* Records provided

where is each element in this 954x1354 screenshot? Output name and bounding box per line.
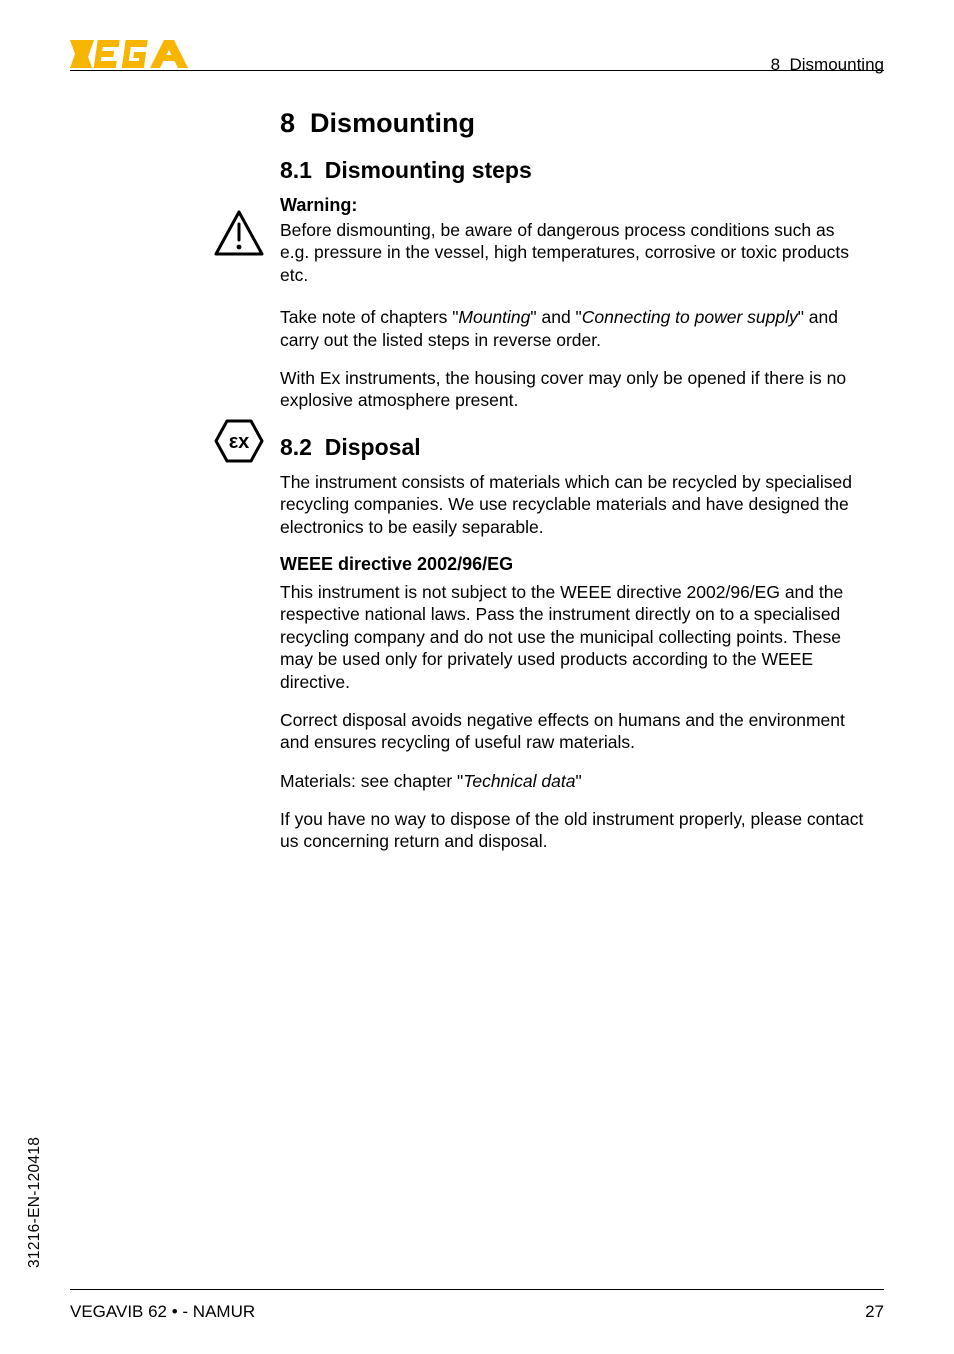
section-8-2-num: 8.2 bbox=[280, 434, 312, 460]
p-text: Take note of chapters " bbox=[280, 307, 458, 327]
p-ital-1: Mounting bbox=[458, 307, 530, 327]
disposal-p3: Correct disposal avoids negative effects… bbox=[280, 709, 868, 754]
header-chapter-num: 8 bbox=[771, 55, 780, 74]
warning-triangle-icon bbox=[214, 210, 264, 261]
section-8-1-num: 8.1 bbox=[280, 157, 312, 183]
p-text: Materials: see chapter " bbox=[280, 771, 463, 791]
disposal-p4: Materials: see chapter "Technical data" bbox=[280, 770, 868, 792]
header-rule bbox=[70, 70, 884, 71]
section-8-2-heading: 8.2 Disposal bbox=[280, 434, 868, 461]
svg-text:εx: εx bbox=[229, 431, 250, 453]
disposal-p5: If you have no way to dispose of the old… bbox=[280, 808, 868, 853]
footer-left: VEGAVIB 62 • - NAMUR bbox=[70, 1302, 255, 1322]
disposal-p2: This instrument is not subject to the WE… bbox=[280, 581, 868, 693]
weee-heading: WEEE directive 2002/96/EG bbox=[280, 554, 868, 575]
warning-block: Warning: Before dismounting, be aware of… bbox=[280, 194, 868, 286]
p-text: " and " bbox=[530, 307, 581, 327]
warning-label: Warning: bbox=[280, 194, 868, 217]
ex-paragraph: With Ex instruments, the housing cover m… bbox=[280, 367, 868, 412]
header-breadcrumb: 8 Dismounting bbox=[771, 55, 884, 75]
chapter-num: 8 bbox=[280, 108, 295, 138]
header-chapter-label: Dismounting bbox=[790, 55, 885, 74]
footer-rule bbox=[70, 1289, 884, 1290]
chapter-heading: 8 Dismounting bbox=[280, 108, 868, 139]
ex-hex-icon: εx bbox=[214, 418, 264, 469]
p-text: " bbox=[575, 771, 581, 791]
doc-id-vertical: 31216-EN-120418 bbox=[26, 1137, 44, 1268]
chapter-title: Dismounting bbox=[310, 108, 475, 138]
section-8-2-title: Disposal bbox=[325, 434, 421, 460]
warning-body: Before dismounting, be aware of dangerou… bbox=[280, 220, 849, 285]
content-column: 8 Dismounting 8.1 Dismounting steps Warn… bbox=[280, 108, 868, 869]
mounting-ref-paragraph: Take note of chapters "Mounting" and "Co… bbox=[280, 306, 868, 351]
page-footer: VEGAVIB 62 • - NAMUR 27 bbox=[70, 1302, 884, 1322]
page: 8 Dismounting 8 Dismounting 8.1 Dismount… bbox=[0, 0, 954, 1354]
p-ital-2: Connecting to power supply bbox=[582, 307, 798, 327]
section-8-1-title: Dismounting steps bbox=[325, 157, 532, 183]
section-8-1-heading: 8.1 Dismounting steps bbox=[280, 157, 868, 184]
p-ital: Technical data bbox=[463, 771, 575, 791]
disposal-p1: The instrument consists of materials whi… bbox=[280, 471, 868, 538]
footer-page-number: 27 bbox=[865, 1302, 884, 1322]
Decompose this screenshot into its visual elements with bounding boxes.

* Goal of the exercise
Substitute "Components" for "Materials" in the lines between the one holding "section-8-2-num: 8.2 bbox=[280, 434, 312, 460]" and the one holding "footer-left: VEGAVIB 62", inclusive, and write out only those lines with nothing else changed.

* Output below
section-8-2-num: 8.2 bbox=[280, 434, 312, 460]
p-text: Take note of chapters " bbox=[280, 307, 458, 327]
p-ital-1: Mounting bbox=[458, 307, 530, 327]
disposal-p3: Correct disposal avoids negative effects… bbox=[280, 709, 868, 754]
header-chapter-num: 8 bbox=[771, 55, 780, 74]
warning-triangle-icon bbox=[214, 210, 264, 261]
section-8-1-num: 8.1 bbox=[280, 157, 312, 183]
p-text: Components: see chapter " bbox=[280, 771, 463, 791]
disposal-p4: Components: see chapter "Technical data" bbox=[280, 770, 868, 792]
header-rule bbox=[70, 70, 884, 71]
section-8-2-heading: 8.2 Disposal bbox=[280, 434, 868, 461]
svg-text:εx: εx bbox=[229, 431, 250, 453]
disposal-p5: If you have no way to dispose of the old… bbox=[280, 808, 868, 853]
footer-left: VEGAVIB 62 • - NAMUR bbox=[70, 1302, 255, 1322]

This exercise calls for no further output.